**Exercise objective**
Reproduce all the lines below exactly and omit the images.

Figure record listings:
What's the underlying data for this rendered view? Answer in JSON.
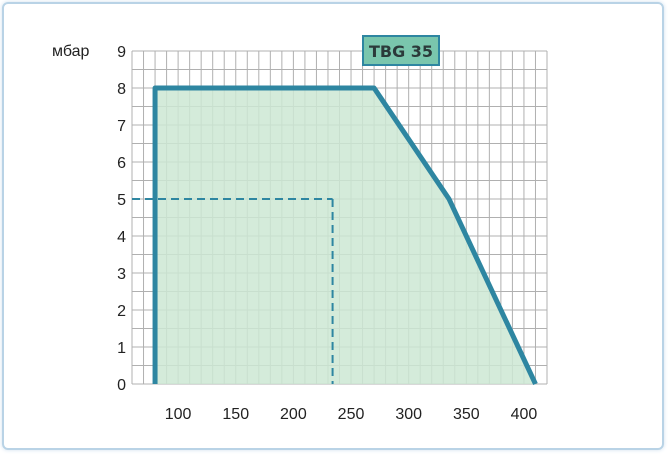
{
  "chart_data": {
    "type": "area",
    "title": "TBG 35",
    "ylabel": "мбар",
    "xlabel": "",
    "x_ticks": [
      100,
      150,
      200,
      250,
      300,
      350,
      400
    ],
    "y_ticks": [
      0,
      1,
      2,
      3,
      4,
      5,
      6,
      7,
      8,
      9
    ],
    "xlim": [
      60,
      420
    ],
    "ylim": [
      0,
      9
    ],
    "grid": true,
    "series": [
      {
        "x": [
          80,
          80,
          270,
          335,
          410
        ],
        "y": [
          0,
          8,
          8,
          5,
          0
        ]
      }
    ],
    "reference_point": {
      "x": 234,
      "y": 5
    },
    "colors": {
      "fill": "#cce8d4",
      "outline": "#2e86a1",
      "grid": "#b0b0b0",
      "badge_fill": "#7ac6ad",
      "badge_border": "#2e86a1"
    }
  }
}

**Final answer**
What's the underlying data for this rendered view? Answer in JSON.
{
  "chart_data": {
    "type": "area",
    "title": "TBG 35",
    "ylabel": "мбар",
    "xlabel": "",
    "x_ticks": [
      100,
      150,
      200,
      250,
      300,
      350,
      400
    ],
    "y_ticks": [
      0,
      1,
      2,
      3,
      4,
      5,
      6,
      7,
      8,
      9
    ],
    "xlim": [
      60,
      420
    ],
    "ylim": [
      0,
      9
    ],
    "grid": true,
    "series": [
      {
        "x": [
          80,
          80,
          270,
          335,
          410
        ],
        "y": [
          0,
          8,
          8,
          5,
          0
        ]
      }
    ],
    "reference_point": {
      "x": 234,
      "y": 5
    },
    "colors": {
      "fill": "#cce8d4",
      "outline": "#2e86a1",
      "grid": "#b0b0b0",
      "badge_fill": "#7ac6ad",
      "badge_border": "#2e86a1"
    }
  }
}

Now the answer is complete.